(Stored data)
────────────────────────────────────────

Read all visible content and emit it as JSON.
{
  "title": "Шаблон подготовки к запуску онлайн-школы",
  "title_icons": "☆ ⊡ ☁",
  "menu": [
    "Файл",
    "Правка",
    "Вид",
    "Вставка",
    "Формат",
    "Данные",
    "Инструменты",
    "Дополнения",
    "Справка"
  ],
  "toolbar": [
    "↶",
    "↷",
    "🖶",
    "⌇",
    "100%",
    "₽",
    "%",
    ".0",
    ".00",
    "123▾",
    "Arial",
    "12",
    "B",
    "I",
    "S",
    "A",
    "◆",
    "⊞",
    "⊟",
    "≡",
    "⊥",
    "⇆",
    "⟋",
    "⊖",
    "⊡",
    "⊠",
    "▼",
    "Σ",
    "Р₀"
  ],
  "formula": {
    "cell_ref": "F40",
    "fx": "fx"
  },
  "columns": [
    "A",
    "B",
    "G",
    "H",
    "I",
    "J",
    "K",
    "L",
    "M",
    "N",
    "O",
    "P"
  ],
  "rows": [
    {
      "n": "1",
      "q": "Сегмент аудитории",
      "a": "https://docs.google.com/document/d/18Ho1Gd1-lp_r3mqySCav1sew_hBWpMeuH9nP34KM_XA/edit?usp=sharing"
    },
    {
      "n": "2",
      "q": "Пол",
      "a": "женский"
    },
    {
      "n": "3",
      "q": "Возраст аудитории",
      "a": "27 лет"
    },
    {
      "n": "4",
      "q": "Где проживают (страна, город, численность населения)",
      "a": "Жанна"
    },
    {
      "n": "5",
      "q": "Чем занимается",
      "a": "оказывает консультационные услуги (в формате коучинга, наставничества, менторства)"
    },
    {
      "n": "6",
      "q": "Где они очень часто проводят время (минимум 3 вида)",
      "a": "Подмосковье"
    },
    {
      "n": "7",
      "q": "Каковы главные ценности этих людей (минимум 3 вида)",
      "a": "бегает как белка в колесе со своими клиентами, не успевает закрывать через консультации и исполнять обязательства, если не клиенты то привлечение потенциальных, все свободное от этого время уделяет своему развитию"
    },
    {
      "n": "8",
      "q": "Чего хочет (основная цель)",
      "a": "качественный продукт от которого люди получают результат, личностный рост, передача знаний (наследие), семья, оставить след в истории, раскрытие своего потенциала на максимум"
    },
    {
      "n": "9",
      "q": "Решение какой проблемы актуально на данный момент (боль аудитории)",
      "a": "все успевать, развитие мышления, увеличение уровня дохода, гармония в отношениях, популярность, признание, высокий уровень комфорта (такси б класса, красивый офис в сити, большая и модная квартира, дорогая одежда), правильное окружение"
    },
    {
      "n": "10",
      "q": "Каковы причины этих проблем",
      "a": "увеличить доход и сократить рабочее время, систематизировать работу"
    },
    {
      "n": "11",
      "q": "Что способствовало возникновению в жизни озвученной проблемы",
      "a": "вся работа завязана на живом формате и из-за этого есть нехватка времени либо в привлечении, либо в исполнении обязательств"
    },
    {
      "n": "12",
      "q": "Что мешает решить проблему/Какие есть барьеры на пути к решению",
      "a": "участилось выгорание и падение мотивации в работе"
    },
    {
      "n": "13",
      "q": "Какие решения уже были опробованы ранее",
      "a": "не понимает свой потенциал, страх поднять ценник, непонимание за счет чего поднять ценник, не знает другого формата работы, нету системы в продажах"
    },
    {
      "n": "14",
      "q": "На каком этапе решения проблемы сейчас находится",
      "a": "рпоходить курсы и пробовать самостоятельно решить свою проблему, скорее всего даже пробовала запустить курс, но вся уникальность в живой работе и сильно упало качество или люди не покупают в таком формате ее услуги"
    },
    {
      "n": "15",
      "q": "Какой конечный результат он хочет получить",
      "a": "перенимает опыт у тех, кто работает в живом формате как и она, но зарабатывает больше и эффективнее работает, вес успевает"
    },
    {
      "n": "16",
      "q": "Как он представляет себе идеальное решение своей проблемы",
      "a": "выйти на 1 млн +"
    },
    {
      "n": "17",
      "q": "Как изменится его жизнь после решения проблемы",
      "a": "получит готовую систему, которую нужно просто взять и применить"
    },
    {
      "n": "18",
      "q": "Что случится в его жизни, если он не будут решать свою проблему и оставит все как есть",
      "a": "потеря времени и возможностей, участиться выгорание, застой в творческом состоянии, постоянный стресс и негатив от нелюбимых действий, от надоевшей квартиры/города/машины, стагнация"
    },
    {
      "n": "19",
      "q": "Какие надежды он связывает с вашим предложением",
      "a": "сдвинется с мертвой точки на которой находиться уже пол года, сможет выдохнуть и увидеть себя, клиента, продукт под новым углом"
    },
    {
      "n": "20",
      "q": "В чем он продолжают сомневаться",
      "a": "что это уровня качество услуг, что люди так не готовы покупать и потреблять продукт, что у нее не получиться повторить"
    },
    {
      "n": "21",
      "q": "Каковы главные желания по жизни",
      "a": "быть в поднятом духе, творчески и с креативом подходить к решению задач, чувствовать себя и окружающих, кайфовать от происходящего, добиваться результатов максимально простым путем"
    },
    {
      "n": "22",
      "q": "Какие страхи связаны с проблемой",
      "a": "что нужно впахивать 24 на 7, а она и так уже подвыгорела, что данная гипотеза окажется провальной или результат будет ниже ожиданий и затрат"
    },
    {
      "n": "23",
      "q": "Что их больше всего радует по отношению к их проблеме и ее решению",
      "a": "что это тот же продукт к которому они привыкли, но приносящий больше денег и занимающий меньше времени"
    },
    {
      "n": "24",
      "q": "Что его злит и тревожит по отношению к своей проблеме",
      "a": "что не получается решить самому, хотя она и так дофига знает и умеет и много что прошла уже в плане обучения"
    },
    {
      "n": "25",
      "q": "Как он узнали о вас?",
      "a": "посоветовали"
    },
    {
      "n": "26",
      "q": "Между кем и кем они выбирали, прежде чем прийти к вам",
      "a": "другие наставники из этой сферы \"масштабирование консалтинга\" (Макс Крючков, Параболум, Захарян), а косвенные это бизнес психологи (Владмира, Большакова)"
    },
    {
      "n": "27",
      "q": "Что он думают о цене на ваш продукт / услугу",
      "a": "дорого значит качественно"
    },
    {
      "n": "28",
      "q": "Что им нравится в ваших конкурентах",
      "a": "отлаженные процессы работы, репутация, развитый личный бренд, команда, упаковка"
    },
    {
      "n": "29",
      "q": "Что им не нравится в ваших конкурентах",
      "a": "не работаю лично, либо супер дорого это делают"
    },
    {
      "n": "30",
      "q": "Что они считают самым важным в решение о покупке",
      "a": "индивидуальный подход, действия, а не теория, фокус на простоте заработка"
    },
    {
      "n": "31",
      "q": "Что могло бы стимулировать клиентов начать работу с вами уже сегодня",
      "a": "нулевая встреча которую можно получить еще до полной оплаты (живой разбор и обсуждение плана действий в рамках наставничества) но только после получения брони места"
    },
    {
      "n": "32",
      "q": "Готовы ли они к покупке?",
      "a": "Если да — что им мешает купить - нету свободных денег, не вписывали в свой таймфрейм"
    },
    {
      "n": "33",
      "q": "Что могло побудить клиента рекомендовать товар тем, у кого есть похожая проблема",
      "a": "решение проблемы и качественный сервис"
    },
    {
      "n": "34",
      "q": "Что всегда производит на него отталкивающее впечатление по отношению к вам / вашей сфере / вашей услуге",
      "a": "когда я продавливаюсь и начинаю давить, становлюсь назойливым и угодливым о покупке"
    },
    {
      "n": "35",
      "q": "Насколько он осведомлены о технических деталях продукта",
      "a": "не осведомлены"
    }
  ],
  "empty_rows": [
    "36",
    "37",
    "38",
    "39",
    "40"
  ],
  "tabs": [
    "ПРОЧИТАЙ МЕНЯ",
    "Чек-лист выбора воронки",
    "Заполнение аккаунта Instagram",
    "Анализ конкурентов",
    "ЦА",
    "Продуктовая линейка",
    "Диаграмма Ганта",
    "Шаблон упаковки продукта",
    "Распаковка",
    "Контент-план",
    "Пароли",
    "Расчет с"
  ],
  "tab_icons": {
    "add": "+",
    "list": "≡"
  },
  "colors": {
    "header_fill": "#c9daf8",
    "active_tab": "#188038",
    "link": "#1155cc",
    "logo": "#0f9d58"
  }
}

────────────────────────────────────────

• _PROBLEM REQUIREMENTS_:
Every line in the data that holds "жизни" should be copied out.

• _ANSWER BELOW_:
      "q": "Что способствовало возникновению в жизни озвученной проблемы",
      "q": "Что случится в его жизни, если он не будут решать свою проблему и оставит все как есть",
      "q": "Каковы главные желания по жизни",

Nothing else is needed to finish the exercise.